→ **Objective a**:
Reproduce the records word for word, starting at the first line and ending with the line that contains "y-tick-label-10: 10 — [118, 297, 147, 327]", both included.

→ **Text**:
++++++++++
Instead, forewarned by friends at court, Mary fled out of reach to the depths of East Anglia, were she had vast estates and a loyal following. On 10 July, she proclaimed herself rightful queen of England, and two days later she took up residence at the great castle of Framlingham, which she made her headquarters for armed assault on the throne of England. Troops flooded in and Mary inspected her army in front of the castle in true royal style.
But no blow needed to be struck. Faced with Mary’s overwhelming strength the Grey faction threw in the towel and Queen Jane was deposed after reigning for less than a fortnight. It was legality, legitimacy and the sense that she was Henry VIII’s daughter which had won the day for Mary, but she herself didn’t see it like that. ‘In thee O Lord I trust, that I be not confounded forever,’ Mary said; ‘if God be for us; who can be against us?’ She was convinced that her accession against all the odds was a miracle brought about by God for His own purposes; it was a sign, and she was now a woman with a mission to restore England to the Catholic faith.
In public, Mary promised to return to something like the consensus of her father’s last years: there would be no forced conversions, her propaganda implied. In private she was more candid: ‘she boasted herself a virgin sent of God to ride and tame the people of England’. The contrast was reflected in the hesitant start to reconversion: to begin with people were ‘encouraged’ to return to the old faith after nearly twenty years of Protestant reforms, and Edward’s policies were assaulted only slowly. But it would not be long before Mary increased the pace of bringing England back to true religion.
++++++++++
→ **Working data**:
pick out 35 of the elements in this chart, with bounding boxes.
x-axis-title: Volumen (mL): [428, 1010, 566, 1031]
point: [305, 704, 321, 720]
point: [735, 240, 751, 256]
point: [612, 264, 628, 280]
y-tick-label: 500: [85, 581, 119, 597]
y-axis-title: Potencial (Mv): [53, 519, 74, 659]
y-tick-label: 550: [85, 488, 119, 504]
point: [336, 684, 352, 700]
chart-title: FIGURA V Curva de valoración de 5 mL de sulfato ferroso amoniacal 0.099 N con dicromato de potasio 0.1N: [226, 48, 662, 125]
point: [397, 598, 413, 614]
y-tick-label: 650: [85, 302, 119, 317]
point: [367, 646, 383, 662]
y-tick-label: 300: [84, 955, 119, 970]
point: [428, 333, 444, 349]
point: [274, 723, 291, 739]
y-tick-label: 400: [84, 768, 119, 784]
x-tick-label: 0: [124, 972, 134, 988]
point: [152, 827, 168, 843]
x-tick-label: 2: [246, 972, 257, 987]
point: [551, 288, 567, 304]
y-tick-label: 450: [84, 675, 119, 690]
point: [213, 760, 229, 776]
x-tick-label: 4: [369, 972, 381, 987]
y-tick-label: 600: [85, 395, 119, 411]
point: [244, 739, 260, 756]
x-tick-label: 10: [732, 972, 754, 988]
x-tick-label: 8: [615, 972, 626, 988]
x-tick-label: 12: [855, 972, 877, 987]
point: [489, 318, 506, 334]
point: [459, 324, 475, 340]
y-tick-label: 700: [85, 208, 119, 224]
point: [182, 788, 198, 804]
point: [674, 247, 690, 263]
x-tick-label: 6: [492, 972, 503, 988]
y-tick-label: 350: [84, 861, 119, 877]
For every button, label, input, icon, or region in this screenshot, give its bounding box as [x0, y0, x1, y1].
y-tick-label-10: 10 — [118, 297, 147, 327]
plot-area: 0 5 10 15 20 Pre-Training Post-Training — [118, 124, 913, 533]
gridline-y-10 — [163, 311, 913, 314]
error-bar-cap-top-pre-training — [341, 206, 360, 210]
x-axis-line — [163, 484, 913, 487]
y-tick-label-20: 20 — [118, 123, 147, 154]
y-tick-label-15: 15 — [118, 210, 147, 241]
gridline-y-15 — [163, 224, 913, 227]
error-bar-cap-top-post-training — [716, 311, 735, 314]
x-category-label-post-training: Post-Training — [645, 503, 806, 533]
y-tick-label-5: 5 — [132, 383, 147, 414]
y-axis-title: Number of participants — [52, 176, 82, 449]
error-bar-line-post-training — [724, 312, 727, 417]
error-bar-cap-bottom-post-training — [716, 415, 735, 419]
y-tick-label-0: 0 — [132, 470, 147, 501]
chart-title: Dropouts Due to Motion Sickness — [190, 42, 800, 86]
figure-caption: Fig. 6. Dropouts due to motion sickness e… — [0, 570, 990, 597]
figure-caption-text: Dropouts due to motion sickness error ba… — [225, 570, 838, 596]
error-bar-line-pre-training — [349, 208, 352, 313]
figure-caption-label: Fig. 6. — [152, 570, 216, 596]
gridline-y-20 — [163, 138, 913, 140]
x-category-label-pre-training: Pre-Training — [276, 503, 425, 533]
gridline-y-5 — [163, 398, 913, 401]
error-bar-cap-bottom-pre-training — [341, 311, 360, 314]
++++++++++
→ **Objective b**:
According to the passage on Mary's accession, what things won the day for Mary? List all of them.

→ **Final answer a**:
pick out 35 of the elements in this chart, with bounding boxes.
x-axis-title: Volumen (mL): [428, 1010, 566, 1031]
point: [305, 704, 321, 720]
point: [735, 240, 751, 256]
point: [612, 264, 628, 280]
y-tick-label: 500: [85, 581, 119, 597]
y-axis-title: Potencial (Mv): [53, 519, 74, 659]
y-tick-label: 550: [85, 488, 119, 504]
point: [336, 684, 352, 700]
chart-title: FIGURA V Curva de valoración de 5 mL de sulfato ferroso amoniacal 0.099 N con dicromato de potasio 0.1N: [226, 48, 662, 125]
point: [397, 598, 413, 614]
y-tick-label: 650: [85, 302, 119, 317]
point: [367, 646, 383, 662]
y-tick-label: 300: [84, 955, 119, 970]
point: [428, 333, 444, 349]
point: [274, 723, 291, 739]
y-tick-label: 400: [84, 768, 119, 784]
x-tick-label: 0: [124, 972, 134, 988]
point: [152, 827, 168, 843]
x-tick-label: 2: [246, 972, 257, 987]
point: [551, 288, 567, 304]
y-tick-label: 450: [84, 675, 119, 690]
point: [213, 760, 229, 776]
x-tick-label: 4: [369, 972, 381, 987]
y-tick-label: 600: [85, 395, 119, 411]
point: [244, 739, 260, 756]
x-tick-label: 10: [732, 972, 754, 988]
x-tick-label: 8: [615, 972, 626, 988]
x-tick-label: 12: [855, 972, 877, 987]
point: [489, 318, 506, 334]
point: [459, 324, 475, 340]
y-tick-label: 700: [85, 208, 119, 224]
point: [182, 788, 198, 804]
point: [674, 247, 690, 263]
x-tick-label: 6: [492, 972, 503, 988]
y-tick-label: 350: [84, 861, 119, 877]
For every button, label, input, icon, or region in this screenshot, give its bounding box as [x0, y0, x1, y1].
y-tick-label-10: 10 — [118, 297, 147, 327]

→ **Final answer b**:
- legality
- legitimacy
- the sense that she was Henry VIII's daughter